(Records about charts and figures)
────────────────────
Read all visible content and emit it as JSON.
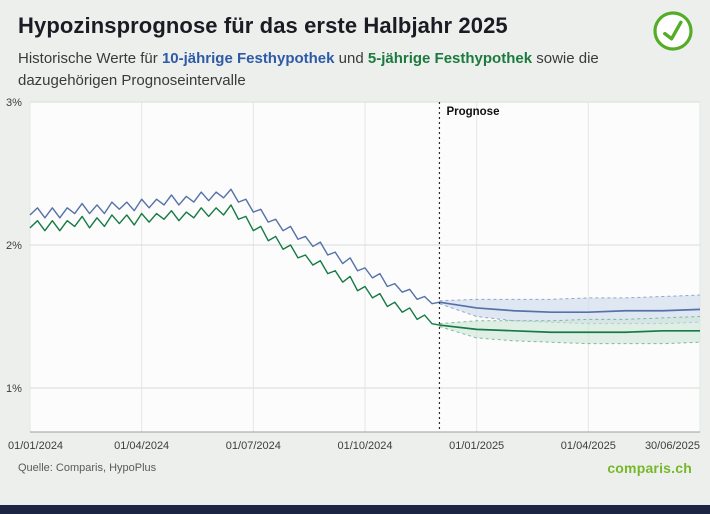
{
  "header": {
    "title": "Hypozinsprognose für das erste Halbjahr 2025",
    "subtitle": {
      "part1": "Historische Werte für ",
      "bold_blue": "10-jährige Festhypothek",
      "part2": " und ",
      "bold_green": "5-jährige Festhypothek",
      "part3": " sowie die dazugehörigen Prognoseintervalle"
    }
  },
  "colors": {
    "accent_blue": "#2e5ba6",
    "accent_green": "#1d7a3f",
    "line_blue": "#5572a8",
    "line_green": "#177a45",
    "band_blue": "#cdd9ec",
    "band_green": "#cfe6d8",
    "logo_green": "#76b82a",
    "footer_bar": "#1d2545",
    "check_green": "#53ad26"
  },
  "footer": {
    "source": "Quelle: Comparis, HypoPlus",
    "logo": "comparis.ch"
  },
  "chart_data": {
    "type": "line",
    "title": "Hypozinsprognose für das erste Halbjahr 2025",
    "grid": true,
    "legend_position": "none",
    "forecast_label": "Prognose",
    "forecast_start_t": 11,
    "x_axis": {
      "unit": "months from 01/01/2024",
      "range": [
        0,
        18
      ],
      "ticks": [
        {
          "t": 0,
          "label": "01/01/2024"
        },
        {
          "t": 3,
          "label": "01/04/2024"
        },
        {
          "t": 6,
          "label": "01/07/2024"
        },
        {
          "t": 9,
          "label": "01/10/2024"
        },
        {
          "t": 12,
          "label": "01/01/2025"
        },
        {
          "t": 15,
          "label": "01/04/2025"
        },
        {
          "t": 18,
          "label": "30/06/2025"
        }
      ]
    },
    "y_axis": {
      "unit": "%",
      "range": [
        0.7,
        3.05
      ],
      "ticks": [
        {
          "v": 1,
          "label": "1%"
        },
        {
          "v": 2,
          "label": "2%"
        },
        {
          "v": 3,
          "label": "3%"
        }
      ]
    },
    "series": [
      {
        "name": "10-jährige Festhypothek",
        "color": "#5572a8",
        "historical": {
          "t_start": 0,
          "t_end": 11,
          "values": [
            2.21,
            2.26,
            2.19,
            2.26,
            2.19,
            2.26,
            2.22,
            2.29,
            2.22,
            2.28,
            2.22,
            2.3,
            2.25,
            2.3,
            2.24,
            2.32,
            2.26,
            2.32,
            2.28,
            2.35,
            2.28,
            2.34,
            2.3,
            2.37,
            2.31,
            2.37,
            2.33,
            2.39,
            2.3,
            2.32,
            2.23,
            2.25,
            2.16,
            2.18,
            2.1,
            2.13,
            2.04,
            2.06,
            1.99,
            2.02,
            1.93,
            1.95,
            1.87,
            1.91,
            1.82,
            1.84,
            1.77,
            1.8,
            1.71,
            1.73,
            1.67,
            1.69,
            1.62,
            1.64,
            1.59,
            1.6
          ]
        },
        "forecast": {
          "t": [
            11,
            12,
            13,
            14,
            15,
            16,
            17,
            18
          ],
          "values": [
            1.6,
            1.56,
            1.54,
            1.53,
            1.53,
            1.54,
            1.54,
            1.55
          ],
          "upper": [
            1.61,
            1.62,
            1.62,
            1.62,
            1.63,
            1.63,
            1.64,
            1.65
          ],
          "lower": [
            1.59,
            1.5,
            1.47,
            1.46,
            1.45,
            1.45,
            1.45,
            1.46
          ],
          "band_color": "#cdd9ec",
          "edge_color": "#8fa7cc"
        }
      },
      {
        "name": "5-jährige Festhypothek",
        "color": "#177a45",
        "historical": {
          "t_start": 0,
          "t_end": 11,
          "values": [
            2.12,
            2.17,
            2.1,
            2.17,
            2.1,
            2.17,
            2.13,
            2.2,
            2.12,
            2.19,
            2.13,
            2.21,
            2.15,
            2.21,
            2.14,
            2.22,
            2.16,
            2.22,
            2.18,
            2.24,
            2.17,
            2.23,
            2.19,
            2.26,
            2.2,
            2.26,
            2.21,
            2.28,
            2.18,
            2.2,
            2.1,
            2.13,
            2.03,
            2.06,
            1.97,
            2.0,
            1.91,
            1.93,
            1.86,
            1.89,
            1.8,
            1.82,
            1.74,
            1.78,
            1.68,
            1.71,
            1.63,
            1.66,
            1.57,
            1.6,
            1.53,
            1.56,
            1.48,
            1.51,
            1.45,
            1.44
          ]
        },
        "forecast": {
          "t": [
            11,
            12,
            13,
            14,
            15,
            16,
            17,
            18
          ],
          "values": [
            1.44,
            1.41,
            1.4,
            1.39,
            1.39,
            1.39,
            1.4,
            1.4
          ],
          "upper": [
            1.45,
            1.47,
            1.47,
            1.47,
            1.48,
            1.48,
            1.49,
            1.5
          ],
          "lower": [
            1.43,
            1.35,
            1.33,
            1.32,
            1.31,
            1.31,
            1.31,
            1.32
          ],
          "band_color": "#cfe6d8",
          "edge_color": "#7fb89a"
        }
      }
    ]
  }
}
────────────────────
> Stated exercise
Quote all of the entries word for word, omitting any pictures.

> Complete response
Read all visible content and emit it as JSON.
{
  "header": {
    "title": "Hypozinsprognose für das erste Halbjahr 2025",
    "subtitle": {
      "part1": "Historische Werte für ",
      "bold_blue": "10-jährige Festhypothek",
      "part2": " und ",
      "bold_green": "5-jährige Festhypothek",
      "part3": " sowie die dazugehörigen Prognoseintervalle"
    }
  },
  "colors": {
    "accent_blue": "#2e5ba6",
    "accent_green": "#1d7a3f",
    "line_blue": "#5572a8",
    "line_green": "#177a45",
    "band_blue": "#cdd9ec",
    "band_green": "#cfe6d8",
    "logo_green": "#76b82a",
    "footer_bar": "#1d2545",
    "check_green": "#53ad26"
  },
  "footer": {
    "source": "Quelle: Comparis, HypoPlus",
    "logo": "comparis.ch"
  },
  "chart_data": {
    "type": "line",
    "title": "Hypozinsprognose für das erste Halbjahr 2025",
    "grid": true,
    "legend_position": "none",
    "forecast_label": "Prognose",
    "forecast_start_t": 11,
    "x_axis": {
      "unit": "months from 01/01/2024",
      "range": [
        0,
        18
      ],
      "ticks": [
        {
          "t": 0,
          "label": "01/01/2024"
        },
        {
          "t": 3,
          "label": "01/04/2024"
        },
        {
          "t": 6,
          "label": "01/07/2024"
        },
        {
          "t": 9,
          "label": "01/10/2024"
        },
        {
          "t": 12,
          "label": "01/01/2025"
        },
        {
          "t": 15,
          "label": "01/04/2025"
        },
        {
          "t": 18,
          "label": "30/06/2025"
        }
      ]
    },
    "y_axis": {
      "unit": "%",
      "range": [
        0.7,
        3.05
      ],
      "ticks": [
        {
          "v": 1,
          "label": "1%"
        },
        {
          "v": 2,
          "label": "2%"
        },
        {
          "v": 3,
          "label": "3%"
        }
      ]
    },
    "series": [
      {
        "name": "10-jährige Festhypothek",
        "color": "#5572a8",
        "historical": {
          "t_start": 0,
          "t_end": 11,
          "values": [
            2.21,
            2.26,
            2.19,
            2.26,
            2.19,
            2.26,
            2.22,
            2.29,
            2.22,
            2.28,
            2.22,
            2.3,
            2.25,
            2.3,
            2.24,
            2.32,
            2.26,
            2.32,
            2.28,
            2.35,
            2.28,
            2.34,
            2.3,
            2.37,
            2.31,
            2.37,
            2.33,
            2.39,
            2.3,
            2.32,
            2.23,
            2.25,
            2.16,
            2.18,
            2.1,
            2.13,
            2.04,
            2.06,
            1.99,
            2.02,
            1.93,
            1.95,
            1.87,
            1.91,
            1.82,
            1.84,
            1.77,
            1.8,
            1.71,
            1.73,
            1.67,
            1.69,
            1.62,
            1.64,
            1.59,
            1.6
          ]
        },
        "forecast": {
          "t": [
            11,
            12,
            13,
            14,
            15,
            16,
            17,
            18
          ],
          "values": [
            1.6,
            1.56,
            1.54,
            1.53,
            1.53,
            1.54,
            1.54,
            1.55
          ],
          "upper": [
            1.61,
            1.62,
            1.62,
            1.62,
            1.63,
            1.63,
            1.64,
            1.65
          ],
          "lower": [
            1.59,
            1.5,
            1.47,
            1.46,
            1.45,
            1.45,
            1.45,
            1.46
          ],
          "band_color": "#cdd9ec",
          "edge_color": "#8fa7cc"
        }
      },
      {
        "name": "5-jährige Festhypothek",
        "color": "#177a45",
        "historical": {
          "t_start": 0,
          "t_end": 11,
          "values": [
            2.12,
            2.17,
            2.1,
            2.17,
            2.1,
            2.17,
            2.13,
            2.2,
            2.12,
            2.19,
            2.13,
            2.21,
            2.15,
            2.21,
            2.14,
            2.22,
            2.16,
            2.22,
            2.18,
            2.24,
            2.17,
            2.23,
            2.19,
            2.26,
            2.2,
            2.26,
            2.21,
            2.28,
            2.18,
            2.2,
            2.1,
            2.13,
            2.03,
            2.06,
            1.97,
            2.0,
            1.91,
            1.93,
            1.86,
            1.89,
            1.8,
            1.82,
            1.74,
            1.78,
            1.68,
            1.71,
            1.63,
            1.66,
            1.57,
            1.6,
            1.53,
            1.56,
            1.48,
            1.51,
            1.45,
            1.44
          ]
        },
        "forecast": {
          "t": [
            11,
            12,
            13,
            14,
            15,
            16,
            17,
            18
          ],
          "values": [
            1.44,
            1.41,
            1.4,
            1.39,
            1.39,
            1.39,
            1.4,
            1.4
          ],
          "upper": [
            1.45,
            1.47,
            1.47,
            1.47,
            1.48,
            1.48,
            1.49,
            1.5
          ],
          "lower": [
            1.43,
            1.35,
            1.33,
            1.32,
            1.31,
            1.31,
            1.31,
            1.32
          ],
          "band_color": "#cfe6d8",
          "edge_color": "#7fb89a"
        }
      }
    ]
  }
}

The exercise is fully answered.